Written exercise: Gather every line in the listing that contains the string "marker", matching its case exactly.
-------------------------
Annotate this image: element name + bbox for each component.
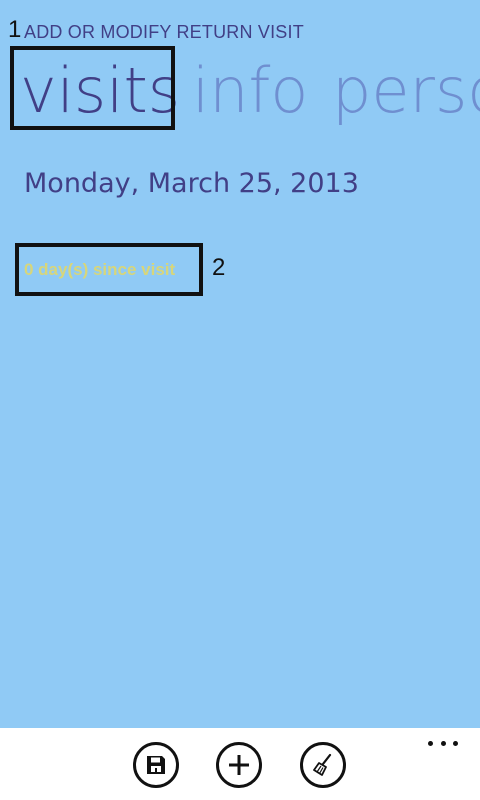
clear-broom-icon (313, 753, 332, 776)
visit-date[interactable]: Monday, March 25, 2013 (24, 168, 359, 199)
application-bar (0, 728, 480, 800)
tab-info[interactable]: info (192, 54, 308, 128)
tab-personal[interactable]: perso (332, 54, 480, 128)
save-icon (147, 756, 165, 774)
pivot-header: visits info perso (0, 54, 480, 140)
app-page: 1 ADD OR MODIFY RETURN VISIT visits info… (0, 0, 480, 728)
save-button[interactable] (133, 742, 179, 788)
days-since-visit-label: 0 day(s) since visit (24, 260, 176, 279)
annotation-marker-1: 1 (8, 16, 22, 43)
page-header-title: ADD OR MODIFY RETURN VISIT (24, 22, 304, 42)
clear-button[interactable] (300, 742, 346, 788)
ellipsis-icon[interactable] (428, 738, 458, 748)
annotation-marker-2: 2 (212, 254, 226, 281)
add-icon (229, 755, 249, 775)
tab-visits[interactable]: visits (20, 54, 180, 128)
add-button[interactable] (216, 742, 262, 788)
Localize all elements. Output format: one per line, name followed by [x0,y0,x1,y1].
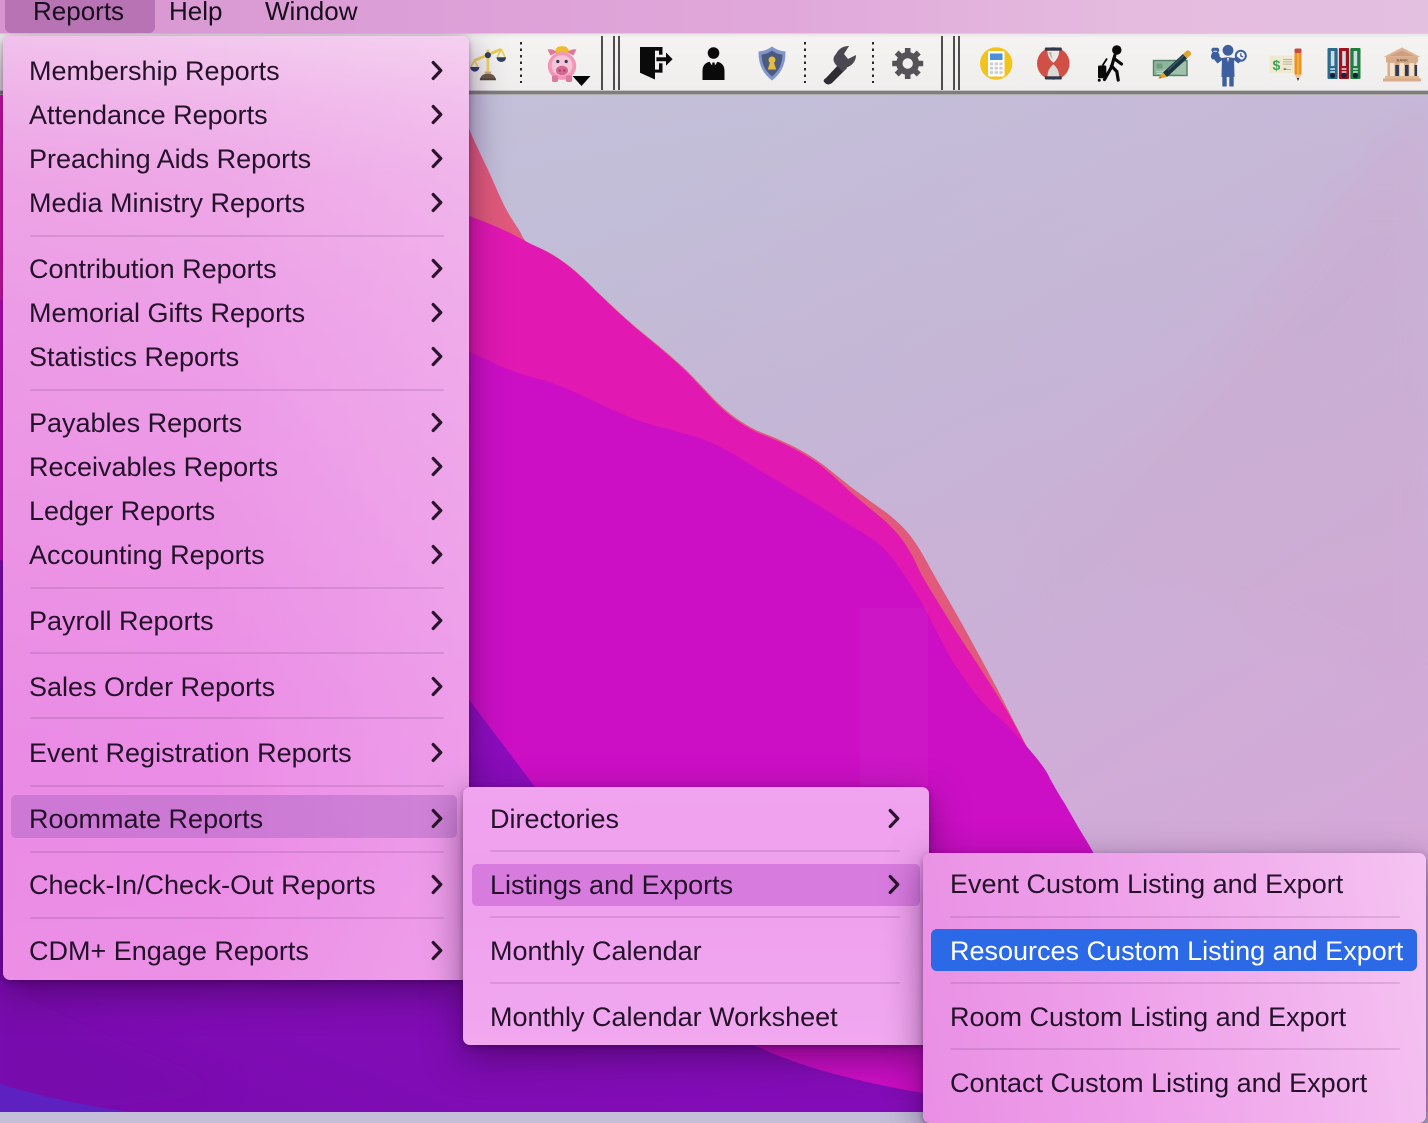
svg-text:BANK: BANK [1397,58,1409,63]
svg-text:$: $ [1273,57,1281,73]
-------------------------
Answer to the exercise:
annotation-marker-1: 1 (8, 16, 22, 43)
annotation-marker-2: 2 (212, 254, 226, 281)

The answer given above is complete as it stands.